* [Written problem]:
Quote all of the data below exactly, please.

── Stored records

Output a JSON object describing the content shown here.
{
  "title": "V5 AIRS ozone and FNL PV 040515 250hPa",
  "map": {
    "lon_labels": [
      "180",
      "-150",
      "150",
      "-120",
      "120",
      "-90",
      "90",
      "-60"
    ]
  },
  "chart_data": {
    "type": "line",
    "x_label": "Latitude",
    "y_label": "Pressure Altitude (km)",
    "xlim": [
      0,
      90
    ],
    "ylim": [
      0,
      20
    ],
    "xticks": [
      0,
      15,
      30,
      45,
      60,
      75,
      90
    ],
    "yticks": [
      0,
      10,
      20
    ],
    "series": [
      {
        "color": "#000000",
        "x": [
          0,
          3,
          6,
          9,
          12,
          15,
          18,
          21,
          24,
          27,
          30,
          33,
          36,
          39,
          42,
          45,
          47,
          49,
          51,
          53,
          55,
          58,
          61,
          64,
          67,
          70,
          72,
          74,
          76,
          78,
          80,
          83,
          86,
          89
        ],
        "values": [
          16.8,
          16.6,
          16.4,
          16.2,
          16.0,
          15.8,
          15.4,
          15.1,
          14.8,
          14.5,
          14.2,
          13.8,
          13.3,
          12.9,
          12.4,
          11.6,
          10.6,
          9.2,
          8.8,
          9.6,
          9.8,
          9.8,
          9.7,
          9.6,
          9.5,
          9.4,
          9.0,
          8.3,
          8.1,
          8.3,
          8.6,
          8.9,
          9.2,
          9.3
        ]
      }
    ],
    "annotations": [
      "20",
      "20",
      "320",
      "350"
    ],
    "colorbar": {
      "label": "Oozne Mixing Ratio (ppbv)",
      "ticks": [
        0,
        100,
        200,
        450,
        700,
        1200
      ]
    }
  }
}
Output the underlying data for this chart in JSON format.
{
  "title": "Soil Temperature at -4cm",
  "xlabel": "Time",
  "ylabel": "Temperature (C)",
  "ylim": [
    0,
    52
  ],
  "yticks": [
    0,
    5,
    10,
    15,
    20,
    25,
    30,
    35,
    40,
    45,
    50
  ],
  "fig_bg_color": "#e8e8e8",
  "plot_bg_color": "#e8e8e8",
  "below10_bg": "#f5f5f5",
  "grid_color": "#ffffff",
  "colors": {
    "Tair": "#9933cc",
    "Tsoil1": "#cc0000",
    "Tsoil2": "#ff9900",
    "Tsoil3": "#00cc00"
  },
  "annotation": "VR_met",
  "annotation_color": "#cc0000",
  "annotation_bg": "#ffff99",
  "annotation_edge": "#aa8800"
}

────

* [The completed task]:
Output a JSON object describing the content shown here.
{
  "title": "V5 AIRS ozone and FNL PV 040515 250hPa",
  "map": {
    "lon_labels": [
      "180",
      "-150",
      "150",
      "-120",
      "120",
      "-90",
      "90",
      "-60"
    ]
  },
  "chart_data": {
    "type": "line",
    "x_label": "Latitude",
    "y_label": "Pressure Altitude (km)",
    "xlim": [
      0,
      90
    ],
    "ylim": [
      0,
      20
    ],
    "xticks": [
      0,
      15,
      30,
      45,
      60,
      75,
      90
    ],
    "yticks": [
      0,
      10,
      20
    ],
    "series": [
      {
        "color": "#000000",
        "x": [
          0,
          3,
          6,
          9,
          12,
          15,
          18,
          21,
          24,
          27,
          30,
          33,
          36,
          39,
          42,
          45,
          47,
          49,
          51,
          53,
          55,
          58,
          61,
          64,
          67,
          70,
          72,
          74,
          76,
          78,
          80,
          83,
          86,
          89
        ],
        "values": [
          16.8,
          16.6,
          16.4,
          16.2,
          16.0,
          15.8,
          15.4,
          15.1,
          14.8,
          14.5,
          14.2,
          13.8,
          13.3,
          12.9,
          12.4,
          11.6,
          10.6,
          9.2,
          8.8,
          9.6,
          9.8,
          9.8,
          9.7,
          9.6,
          9.5,
          9.4,
          9.0,
          8.3,
          8.1,
          8.3,
          8.6,
          8.9,
          9.2,
          9.3
        ]
      }
    ],
    "annotations": [
      "20",
      "20",
      "320",
      "350"
    ],
    "colorbar": {
      "label": "Oozne Mixing Ratio (ppbv)",
      "ticks": [
        0,
        100,
        200,
        450,
        700,
        1200
      ]
    }
  }
}
Output the underlying data for this chart in JSON format.
{
  "title": "Soil Temperature at -4cm",
  "xlabel": "Time",
  "ylabel": "Temperature (C)",
  "ylim": [
    0,
    52
  ],
  "yticks": [
    0,
    5,
    10,
    15,
    20,
    25,
    30,
    35,
    40,
    45,
    50
  ],
  "fig_bg_color": "#e8e8e8",
  "plot_bg_color": "#e8e8e8",
  "below10_bg": "#f5f5f5",
  "grid_color": "#ffffff",
  "colors": {
    "Tair": "#9933cc",
    "Tsoil1": "#cc0000",
    "Tsoil2": "#ff9900",
    "Tsoil3": "#00cc00"
  },
  "annotation": "VR_met",
  "annotation_color": "#cc0000",
  "annotation_bg": "#ffff99",
  "annotation_edge": "#aa8800"
}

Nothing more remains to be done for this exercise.